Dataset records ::
==============================

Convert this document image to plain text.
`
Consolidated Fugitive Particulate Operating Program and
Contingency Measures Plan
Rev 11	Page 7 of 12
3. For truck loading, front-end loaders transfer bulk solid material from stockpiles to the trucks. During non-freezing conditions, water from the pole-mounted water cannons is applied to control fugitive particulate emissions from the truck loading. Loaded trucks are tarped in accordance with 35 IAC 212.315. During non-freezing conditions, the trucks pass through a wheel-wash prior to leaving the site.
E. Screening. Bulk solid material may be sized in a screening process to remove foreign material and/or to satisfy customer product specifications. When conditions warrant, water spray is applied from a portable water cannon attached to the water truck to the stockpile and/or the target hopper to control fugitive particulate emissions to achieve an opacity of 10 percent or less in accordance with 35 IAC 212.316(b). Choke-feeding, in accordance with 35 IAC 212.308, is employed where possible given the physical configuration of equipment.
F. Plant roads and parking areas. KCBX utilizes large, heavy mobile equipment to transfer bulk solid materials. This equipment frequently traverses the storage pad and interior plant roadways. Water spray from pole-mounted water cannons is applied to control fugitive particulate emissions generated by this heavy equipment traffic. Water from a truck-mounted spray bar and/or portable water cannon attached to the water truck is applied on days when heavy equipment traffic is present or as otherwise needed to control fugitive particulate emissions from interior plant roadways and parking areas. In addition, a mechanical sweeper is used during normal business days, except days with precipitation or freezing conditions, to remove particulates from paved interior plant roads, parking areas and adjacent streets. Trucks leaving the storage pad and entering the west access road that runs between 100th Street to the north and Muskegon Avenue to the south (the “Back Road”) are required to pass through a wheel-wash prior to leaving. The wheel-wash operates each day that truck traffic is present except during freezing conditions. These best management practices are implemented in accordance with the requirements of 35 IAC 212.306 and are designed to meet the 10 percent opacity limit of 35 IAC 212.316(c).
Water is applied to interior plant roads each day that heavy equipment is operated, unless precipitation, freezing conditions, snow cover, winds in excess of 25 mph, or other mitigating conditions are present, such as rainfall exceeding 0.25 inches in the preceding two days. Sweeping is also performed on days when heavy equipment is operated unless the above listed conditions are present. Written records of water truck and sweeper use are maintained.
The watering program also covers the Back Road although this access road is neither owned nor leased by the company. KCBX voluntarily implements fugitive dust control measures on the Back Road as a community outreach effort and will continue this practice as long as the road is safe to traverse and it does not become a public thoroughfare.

==============================

REQUIRED WORK :: Exactly how many lines of the listing above contain the string "also"? Give no more than the number.

ANSWER IN FULL :: 2